Source records
begin

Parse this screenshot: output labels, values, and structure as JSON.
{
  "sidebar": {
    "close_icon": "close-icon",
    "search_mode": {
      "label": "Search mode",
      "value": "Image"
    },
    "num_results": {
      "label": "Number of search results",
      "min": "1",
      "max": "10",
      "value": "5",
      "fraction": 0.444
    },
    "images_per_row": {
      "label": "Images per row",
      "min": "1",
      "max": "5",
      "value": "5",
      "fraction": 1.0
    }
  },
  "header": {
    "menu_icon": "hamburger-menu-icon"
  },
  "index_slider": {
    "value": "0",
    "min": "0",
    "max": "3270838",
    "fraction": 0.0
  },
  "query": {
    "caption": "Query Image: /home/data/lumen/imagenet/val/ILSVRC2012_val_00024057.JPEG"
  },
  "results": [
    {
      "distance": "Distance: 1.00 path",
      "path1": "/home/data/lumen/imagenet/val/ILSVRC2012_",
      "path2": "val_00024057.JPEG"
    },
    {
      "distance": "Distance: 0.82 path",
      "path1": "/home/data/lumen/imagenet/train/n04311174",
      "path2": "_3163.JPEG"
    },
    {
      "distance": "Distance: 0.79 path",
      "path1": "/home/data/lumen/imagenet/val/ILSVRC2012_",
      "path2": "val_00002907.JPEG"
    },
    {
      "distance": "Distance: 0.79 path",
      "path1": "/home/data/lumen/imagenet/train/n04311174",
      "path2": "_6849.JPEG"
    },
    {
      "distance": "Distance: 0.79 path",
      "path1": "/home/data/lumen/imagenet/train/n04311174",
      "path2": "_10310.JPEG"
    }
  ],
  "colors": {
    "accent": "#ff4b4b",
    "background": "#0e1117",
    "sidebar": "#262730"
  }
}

end

## PROBLEM DESCRIPTION
Write out the data exactly as it stands.

## ANSWER TO THIS EXERCISE
Parse this screenshot: output labels, values, and structure as JSON.
{
  "sidebar": {
    "close_icon": "close-icon",
    "search_mode": {
      "label": "Search mode",
      "value": "Image"
    },
    "num_results": {
      "label": "Number of search results",
      "min": "1",
      "max": "10",
      "value": "5",
      "fraction": 0.444
    },
    "images_per_row": {
      "label": "Images per row",
      "min": "1",
      "max": "5",
      "value": "5",
      "fraction": 1.0
    }
  },
  "header": {
    "menu_icon": "hamburger-menu-icon"
  },
  "index_slider": {
    "value": "0",
    "min": "0",
    "max": "3270838",
    "fraction": 0.0
  },
  "query": {
    "caption": "Query Image: /home/data/lumen/imagenet/val/ILSVRC2012_val_00024057.JPEG"
  },
  "results": [
    {
      "distance": "Distance: 1.00 path",
      "path1": "/home/data/lumen/imagenet/val/ILSVRC2012_",
      "path2": "val_00024057.JPEG"
    },
    {
      "distance": "Distance: 0.82 path",
      "path1": "/home/data/lumen/imagenet/train/n04311174",
      "path2": "_3163.JPEG"
    },
    {
      "distance": "Distance: 0.79 path",
      "path1": "/home/data/lumen/imagenet/val/ILSVRC2012_",
      "path2": "val_00002907.JPEG"
    },
    {
      "distance": "Distance: 0.79 path",
      "path1": "/home/data/lumen/imagenet/train/n04311174",
      "path2": "_6849.JPEG"
    },
    {
      "distance": "Distance: 0.79 path",
      "path1": "/home/data/lumen/imagenet/train/n04311174",
      "path2": "_10310.JPEG"
    }
  ],
  "colors": {
    "accent": "#ff4b4b",
    "background": "#0e1117",
    "sidebar": "#262730"
  }
}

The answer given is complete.